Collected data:
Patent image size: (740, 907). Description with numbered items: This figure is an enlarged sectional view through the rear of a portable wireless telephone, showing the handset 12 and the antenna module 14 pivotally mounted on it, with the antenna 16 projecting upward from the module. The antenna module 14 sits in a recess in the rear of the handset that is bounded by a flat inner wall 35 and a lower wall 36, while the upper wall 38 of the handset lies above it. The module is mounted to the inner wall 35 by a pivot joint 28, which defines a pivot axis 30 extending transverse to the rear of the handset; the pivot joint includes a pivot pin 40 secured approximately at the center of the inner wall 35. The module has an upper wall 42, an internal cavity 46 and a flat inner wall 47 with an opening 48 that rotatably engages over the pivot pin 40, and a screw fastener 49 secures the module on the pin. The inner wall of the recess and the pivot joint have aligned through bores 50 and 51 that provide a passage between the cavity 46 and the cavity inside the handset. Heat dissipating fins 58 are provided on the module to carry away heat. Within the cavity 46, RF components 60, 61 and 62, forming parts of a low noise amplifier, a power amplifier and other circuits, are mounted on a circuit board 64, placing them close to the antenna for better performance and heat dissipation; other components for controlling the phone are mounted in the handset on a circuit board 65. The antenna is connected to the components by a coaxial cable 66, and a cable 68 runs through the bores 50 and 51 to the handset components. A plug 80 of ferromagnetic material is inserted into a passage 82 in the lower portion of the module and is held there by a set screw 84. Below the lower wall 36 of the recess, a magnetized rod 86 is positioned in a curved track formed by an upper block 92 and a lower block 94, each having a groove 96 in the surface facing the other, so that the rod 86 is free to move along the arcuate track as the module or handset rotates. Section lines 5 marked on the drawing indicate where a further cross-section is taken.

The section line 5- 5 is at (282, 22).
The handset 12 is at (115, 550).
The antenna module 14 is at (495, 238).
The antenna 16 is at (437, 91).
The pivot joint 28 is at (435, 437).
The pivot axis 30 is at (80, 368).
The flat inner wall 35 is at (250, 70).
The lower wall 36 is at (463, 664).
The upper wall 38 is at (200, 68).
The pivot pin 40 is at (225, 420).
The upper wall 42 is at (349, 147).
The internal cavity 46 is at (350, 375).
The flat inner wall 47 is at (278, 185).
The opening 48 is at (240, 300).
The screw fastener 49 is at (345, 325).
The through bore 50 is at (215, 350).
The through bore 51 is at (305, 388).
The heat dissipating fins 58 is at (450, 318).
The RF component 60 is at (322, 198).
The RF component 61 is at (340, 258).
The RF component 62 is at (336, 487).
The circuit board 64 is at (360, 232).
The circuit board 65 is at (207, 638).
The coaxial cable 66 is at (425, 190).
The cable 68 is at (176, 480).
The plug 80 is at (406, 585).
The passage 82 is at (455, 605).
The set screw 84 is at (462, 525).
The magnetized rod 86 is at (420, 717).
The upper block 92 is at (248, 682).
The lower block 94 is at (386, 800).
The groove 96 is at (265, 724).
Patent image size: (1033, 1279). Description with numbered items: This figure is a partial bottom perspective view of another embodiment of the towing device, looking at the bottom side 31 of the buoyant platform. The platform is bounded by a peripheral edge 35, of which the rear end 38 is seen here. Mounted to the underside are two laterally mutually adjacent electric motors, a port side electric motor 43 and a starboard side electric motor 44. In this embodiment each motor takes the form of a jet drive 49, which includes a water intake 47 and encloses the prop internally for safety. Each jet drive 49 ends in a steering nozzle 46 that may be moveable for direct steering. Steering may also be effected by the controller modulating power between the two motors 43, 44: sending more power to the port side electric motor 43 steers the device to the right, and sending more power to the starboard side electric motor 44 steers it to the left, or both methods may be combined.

§ THE REQUEST: Please tally the lines above that contain the string "sending", treating uppercase and lowercase as different, and give only the number.

§ COMPLETED EXERCISE: 1